--- Task directions ---
Scan the lines and state how many carry "комната". Leave out everything but the number.

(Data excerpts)
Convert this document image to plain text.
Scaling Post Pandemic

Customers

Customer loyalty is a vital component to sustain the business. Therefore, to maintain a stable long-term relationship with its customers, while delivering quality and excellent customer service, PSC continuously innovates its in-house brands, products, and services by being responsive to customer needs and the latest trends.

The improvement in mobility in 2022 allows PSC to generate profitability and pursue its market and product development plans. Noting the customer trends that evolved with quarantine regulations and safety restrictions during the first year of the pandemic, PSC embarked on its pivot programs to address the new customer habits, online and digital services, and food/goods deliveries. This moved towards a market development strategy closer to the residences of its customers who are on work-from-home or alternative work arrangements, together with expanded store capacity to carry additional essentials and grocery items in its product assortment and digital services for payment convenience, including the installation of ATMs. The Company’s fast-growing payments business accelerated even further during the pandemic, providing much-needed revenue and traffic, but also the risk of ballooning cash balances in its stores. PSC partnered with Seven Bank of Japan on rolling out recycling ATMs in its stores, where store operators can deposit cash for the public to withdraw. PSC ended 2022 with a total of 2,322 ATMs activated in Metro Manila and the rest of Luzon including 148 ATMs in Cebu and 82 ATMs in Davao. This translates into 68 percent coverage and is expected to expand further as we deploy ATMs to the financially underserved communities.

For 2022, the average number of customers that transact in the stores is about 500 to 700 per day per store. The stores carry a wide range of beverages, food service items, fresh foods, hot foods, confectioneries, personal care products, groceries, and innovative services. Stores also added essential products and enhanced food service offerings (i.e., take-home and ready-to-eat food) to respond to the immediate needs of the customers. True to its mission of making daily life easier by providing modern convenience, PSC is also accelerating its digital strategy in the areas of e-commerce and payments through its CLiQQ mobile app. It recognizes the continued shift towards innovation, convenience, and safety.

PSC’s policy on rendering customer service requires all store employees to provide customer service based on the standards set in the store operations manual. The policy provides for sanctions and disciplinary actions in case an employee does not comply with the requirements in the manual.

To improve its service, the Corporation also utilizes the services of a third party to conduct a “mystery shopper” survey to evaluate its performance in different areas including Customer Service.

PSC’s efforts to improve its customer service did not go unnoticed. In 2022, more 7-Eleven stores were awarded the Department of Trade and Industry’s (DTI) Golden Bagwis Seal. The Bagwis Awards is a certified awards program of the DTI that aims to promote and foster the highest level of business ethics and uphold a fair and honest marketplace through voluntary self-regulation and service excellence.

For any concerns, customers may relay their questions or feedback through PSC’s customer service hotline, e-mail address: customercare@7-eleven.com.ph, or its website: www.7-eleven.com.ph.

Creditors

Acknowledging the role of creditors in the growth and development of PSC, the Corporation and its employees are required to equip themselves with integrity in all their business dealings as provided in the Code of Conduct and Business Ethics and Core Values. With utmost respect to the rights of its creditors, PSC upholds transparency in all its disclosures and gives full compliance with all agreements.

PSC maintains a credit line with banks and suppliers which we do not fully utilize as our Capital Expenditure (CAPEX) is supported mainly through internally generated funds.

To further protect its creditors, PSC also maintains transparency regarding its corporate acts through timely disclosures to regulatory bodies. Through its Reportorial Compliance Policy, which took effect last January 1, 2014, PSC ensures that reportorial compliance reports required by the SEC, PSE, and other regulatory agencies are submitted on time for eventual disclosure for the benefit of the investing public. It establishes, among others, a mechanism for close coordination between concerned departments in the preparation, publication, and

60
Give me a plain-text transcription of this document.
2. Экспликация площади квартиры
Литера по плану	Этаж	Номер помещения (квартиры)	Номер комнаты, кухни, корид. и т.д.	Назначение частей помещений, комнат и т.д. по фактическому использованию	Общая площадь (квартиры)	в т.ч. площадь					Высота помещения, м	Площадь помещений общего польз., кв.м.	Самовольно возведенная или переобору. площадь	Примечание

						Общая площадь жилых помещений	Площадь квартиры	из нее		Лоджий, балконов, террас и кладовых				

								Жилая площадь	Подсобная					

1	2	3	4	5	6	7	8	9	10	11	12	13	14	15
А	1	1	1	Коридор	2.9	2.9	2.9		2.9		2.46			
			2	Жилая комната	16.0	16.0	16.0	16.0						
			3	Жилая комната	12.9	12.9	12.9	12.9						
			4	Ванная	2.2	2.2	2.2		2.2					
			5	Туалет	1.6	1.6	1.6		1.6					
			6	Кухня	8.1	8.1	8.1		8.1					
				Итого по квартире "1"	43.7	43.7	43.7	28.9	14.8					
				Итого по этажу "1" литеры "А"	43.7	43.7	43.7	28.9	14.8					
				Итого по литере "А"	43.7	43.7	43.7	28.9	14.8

--- Result ---
2